Begin SUPPLIED DATA

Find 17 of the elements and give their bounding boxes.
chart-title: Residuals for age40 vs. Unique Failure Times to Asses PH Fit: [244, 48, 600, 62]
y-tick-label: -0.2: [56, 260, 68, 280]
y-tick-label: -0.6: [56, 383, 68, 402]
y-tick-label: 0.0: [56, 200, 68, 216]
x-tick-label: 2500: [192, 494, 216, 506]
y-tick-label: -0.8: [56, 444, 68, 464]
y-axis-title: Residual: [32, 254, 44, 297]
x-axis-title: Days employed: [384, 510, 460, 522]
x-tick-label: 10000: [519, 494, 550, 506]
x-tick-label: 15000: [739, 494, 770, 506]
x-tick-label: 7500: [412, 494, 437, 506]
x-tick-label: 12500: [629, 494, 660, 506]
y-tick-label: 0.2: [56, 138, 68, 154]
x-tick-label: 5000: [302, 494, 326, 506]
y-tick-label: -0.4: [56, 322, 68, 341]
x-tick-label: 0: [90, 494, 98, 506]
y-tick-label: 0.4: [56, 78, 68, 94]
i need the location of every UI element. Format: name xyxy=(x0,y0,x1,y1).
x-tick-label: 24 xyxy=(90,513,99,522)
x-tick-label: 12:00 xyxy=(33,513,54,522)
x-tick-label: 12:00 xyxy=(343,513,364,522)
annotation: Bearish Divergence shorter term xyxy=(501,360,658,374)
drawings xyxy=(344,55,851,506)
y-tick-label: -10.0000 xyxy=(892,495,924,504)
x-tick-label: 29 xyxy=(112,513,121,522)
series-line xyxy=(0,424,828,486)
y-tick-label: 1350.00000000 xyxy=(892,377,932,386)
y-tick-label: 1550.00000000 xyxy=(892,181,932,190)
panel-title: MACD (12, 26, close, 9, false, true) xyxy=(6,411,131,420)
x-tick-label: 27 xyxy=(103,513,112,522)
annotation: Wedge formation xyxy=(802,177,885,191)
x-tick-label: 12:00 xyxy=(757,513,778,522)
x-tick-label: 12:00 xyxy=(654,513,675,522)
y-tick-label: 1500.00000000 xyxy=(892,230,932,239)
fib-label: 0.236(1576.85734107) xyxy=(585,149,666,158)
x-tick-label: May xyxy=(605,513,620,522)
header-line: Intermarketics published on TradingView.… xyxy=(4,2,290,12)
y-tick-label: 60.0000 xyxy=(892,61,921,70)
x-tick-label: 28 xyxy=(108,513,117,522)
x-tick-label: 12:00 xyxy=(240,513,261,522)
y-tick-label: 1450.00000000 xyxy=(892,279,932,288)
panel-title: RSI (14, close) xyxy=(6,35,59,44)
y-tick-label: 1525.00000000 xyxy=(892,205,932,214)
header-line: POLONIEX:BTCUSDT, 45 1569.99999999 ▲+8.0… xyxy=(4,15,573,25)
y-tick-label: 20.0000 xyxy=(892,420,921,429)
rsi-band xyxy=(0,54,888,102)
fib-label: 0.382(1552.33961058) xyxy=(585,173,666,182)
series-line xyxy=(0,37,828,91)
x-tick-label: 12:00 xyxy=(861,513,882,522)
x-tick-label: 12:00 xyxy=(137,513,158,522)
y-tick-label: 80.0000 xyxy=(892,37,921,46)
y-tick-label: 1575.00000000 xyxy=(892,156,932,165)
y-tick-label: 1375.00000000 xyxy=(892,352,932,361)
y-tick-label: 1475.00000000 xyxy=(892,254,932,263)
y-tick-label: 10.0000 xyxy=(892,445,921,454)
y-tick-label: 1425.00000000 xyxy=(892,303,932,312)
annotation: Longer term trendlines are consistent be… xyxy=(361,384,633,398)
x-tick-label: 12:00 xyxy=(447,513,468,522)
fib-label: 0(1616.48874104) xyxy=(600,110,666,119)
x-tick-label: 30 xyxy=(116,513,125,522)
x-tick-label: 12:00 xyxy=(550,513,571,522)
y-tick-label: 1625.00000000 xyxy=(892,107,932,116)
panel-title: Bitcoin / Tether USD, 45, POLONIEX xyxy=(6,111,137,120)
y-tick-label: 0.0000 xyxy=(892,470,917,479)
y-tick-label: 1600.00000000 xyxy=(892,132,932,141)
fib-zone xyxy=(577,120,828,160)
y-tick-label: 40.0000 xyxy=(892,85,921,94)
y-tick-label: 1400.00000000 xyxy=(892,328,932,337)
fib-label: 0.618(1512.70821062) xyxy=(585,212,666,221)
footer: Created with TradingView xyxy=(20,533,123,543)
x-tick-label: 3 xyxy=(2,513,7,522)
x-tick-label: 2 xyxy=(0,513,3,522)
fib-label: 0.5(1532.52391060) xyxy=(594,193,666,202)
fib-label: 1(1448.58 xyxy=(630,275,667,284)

End SUPPLIED DATA

» **TASK TO COMPLETE**:
Copy all the rows above character for character, one line per row, in their original order.

» **ANSWER TO THIS EXERCISE**:
Find 17 of the elements and give their bounding boxes.
chart-title: Residuals for age40 vs. Unique Failure Times to Asses PH Fit: [244, 48, 600, 62]
y-tick-label: -0.2: [56, 260, 68, 280]
y-tick-label: -0.6: [56, 383, 68, 402]
y-tick-label: 0.0: [56, 200, 68, 216]
x-tick-label: 2500: [192, 494, 216, 506]
y-tick-label: -0.8: [56, 444, 68, 464]
y-axis-title: Residual: [32, 254, 44, 297]
x-axis-title: Days employed: [384, 510, 460, 522]
x-tick-label: 10000: [519, 494, 550, 506]
x-tick-label: 15000: [739, 494, 770, 506]
x-tick-label: 7500: [412, 494, 437, 506]
x-tick-label: 12500: [629, 494, 660, 506]
y-tick-label: 0.2: [56, 138, 68, 154]
x-tick-label: 5000: [302, 494, 326, 506]
y-tick-label: -0.4: [56, 322, 68, 341]
x-tick-label: 0: [90, 494, 98, 506]
y-tick-label: 0.4: [56, 78, 68, 94]
i need the location of every UI element. Format: name xyxy=(x0,y0,x1,y1).
x-tick-label: 24 xyxy=(90,513,99,522)
x-tick-label: 12:00 xyxy=(33,513,54,522)
x-tick-label: 12:00 xyxy=(343,513,364,522)
annotation: Bearish Divergence shorter term xyxy=(501,360,658,374)
drawings xyxy=(344,55,851,506)
y-tick-label: -10.0000 xyxy=(892,495,924,504)
x-tick-label: 29 xyxy=(112,513,121,522)
series-line xyxy=(0,424,828,486)
y-tick-label: 1350.00000000 xyxy=(892,377,932,386)
y-tick-label: 1550.00000000 xyxy=(892,181,932,190)
panel-title: MACD (12, 26, close, 9, false, true) xyxy=(6,411,131,420)
x-tick-label: 27 xyxy=(103,513,112,522)
annotation: Wedge formation xyxy=(802,177,885,191)
x-tick-label: 12:00 xyxy=(757,513,778,522)
x-tick-label: 12:00 xyxy=(654,513,675,522)
y-tick-label: 1500.00000000 xyxy=(892,230,932,239)
fib-label: 0.236(1576.85734107) xyxy=(585,149,666,158)
x-tick-label: May xyxy=(605,513,620,522)
header-line: Intermarketics published on TradingView.… xyxy=(4,2,290,12)
y-tick-label: 60.0000 xyxy=(892,61,921,70)
x-tick-label: 28 xyxy=(108,513,117,522)
x-tick-label: 12:00 xyxy=(240,513,261,522)
y-tick-label: 1450.00000000 xyxy=(892,279,932,288)
panel-title: RSI (14, close) xyxy=(6,35,59,44)
y-tick-label: 1525.00000000 xyxy=(892,205,932,214)
header-line: POLONIEX:BTCUSDT, 45 1569.99999999 ▲+8.0… xyxy=(4,15,573,25)
y-tick-label: 20.0000 xyxy=(892,420,921,429)
rsi-band xyxy=(0,54,888,102)
fib-label: 0.382(1552.33961058) xyxy=(585,173,666,182)
series-line xyxy=(0,37,828,91)
x-tick-label: 12:00 xyxy=(861,513,882,522)
x-tick-label: 12:00 xyxy=(137,513,158,522)
y-tick-label: 80.0000 xyxy=(892,37,921,46)
y-tick-label: 1575.00000000 xyxy=(892,156,932,165)
y-tick-label: 1375.00000000 xyxy=(892,352,932,361)
y-tick-label: 1475.00000000 xyxy=(892,254,932,263)
y-tick-label: 10.0000 xyxy=(892,445,921,454)
y-tick-label: 1425.00000000 xyxy=(892,303,932,312)
annotation: Longer term trendlines are consistent be… xyxy=(361,384,633,398)
x-tick-label: 12:00 xyxy=(447,513,468,522)
fib-label: 0(1616.48874104) xyxy=(600,110,666,119)
x-tick-label: 30 xyxy=(116,513,125,522)
x-tick-label: 12:00 xyxy=(550,513,571,522)
y-tick-label: 1625.00000000 xyxy=(892,107,932,116)
panel-title: Bitcoin / Tether USD, 45, POLONIEX xyxy=(6,111,137,120)
y-tick-label: 0.0000 xyxy=(892,470,917,479)
y-tick-label: 1600.00000000 xyxy=(892,132,932,141)
fib-zone xyxy=(577,120,828,160)
y-tick-label: 40.0000 xyxy=(892,85,921,94)
y-tick-label: 1400.00000000 xyxy=(892,328,932,337)
fib-label: 0.618(1512.70821062) xyxy=(585,212,666,221)
footer: Created with TradingView xyxy=(20,533,123,543)
x-tick-label: 3 xyxy=(2,513,7,522)
x-tick-label: 2 xyxy=(0,513,3,522)
fib-label: 0.5(1532.52391060) xyxy=(594,193,666,202)
fib-label: 1(1448.58 xyxy=(630,275,667,284)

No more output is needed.